*Actions to take*
a - In the passage, on what date did the Company launch its proprietary premium channel?
b - Condense the paragraph of the passage that begins "During 1998 and 1999" into a short bulleted list that keeps its main facts.
c - In the passage, switch "Polish-language" to "Polish" and give the text again from "During 1998 and" to "subscriber penetration rates.".

When the Company began operations in 1990, revenue from installation fees
exceeded revenue from monthly subscription fees because of the significant
number of new installations and the high amount of the installation fees
relative to the small existing subscriber base. As the Company's subscriber base
has grown, aggregate monthly subscription revenue has increased and installation
fees, while currently increasing on an aggregate basis, have declined as a
percentage of total revenue. The Company expects that installation fees will
continue to constitute a declining portion of the Company's revenue.
During 1998 and 1999, management completed or was in the process of completing
several strategic actions in support of its business and operating strategy. On
June 5, 1998, the Company began providing the Wizja TV programming package, with
its initial 11 channels of primarily Polish-language programming, to its basic
subscribers. Since that date, the basic Wizja TV package has been expanded to 24
channels. On September 18, 1999, the Company launched a proprietary premium
channel called Wizja Sport. Management believes that this selection of high
quality primarily Polish-language programming will provide it with a significant
competitive advantage in increasing its cable subscriber penetration rates.
The Company divides operating expenses into (i) direct operating expenses, (ii)

*Supplied information*
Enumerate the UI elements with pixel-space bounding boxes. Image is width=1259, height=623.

*Solved tasks*
a - September 18, 1999.

b -
- In 1998 and 1999, management completed or was completing several strategic actions supporting its business and operating strategy.
- On June 5, 1998, the Company began offering the Wizja TV package to basic subscribers, starting with 11 channels of mainly Polish-language programming.
- The basic Wizja TV package has since grown to 24 channels.
- On September 18, 1999, the Company launched Wizja Sport, a proprietary premium channel.
- Management believes this high-quality, mainly Polish-language programming will give it a significant competitive advantage in raising cable subscriber penetration rates.

c -
During 1998 and 1999, management completed or was in the process of completing
several strategic actions in support of its business and operating strategy. On
June 5, 1998, the Company began providing the Wizja TV programming package, with
its initial 11 channels of primarily Polish programming, to its basic
subscribers. Since that date, the basic Wizja TV package has been expanded to 24
channels. On September 18, 1999, the Company launched a proprietary premium
channel called Wizja Sport. Management believes that this selection of high
quality primarily Polish programming will provide it with a significant
competitive advantage in increasing its cable subscriber penetration rates.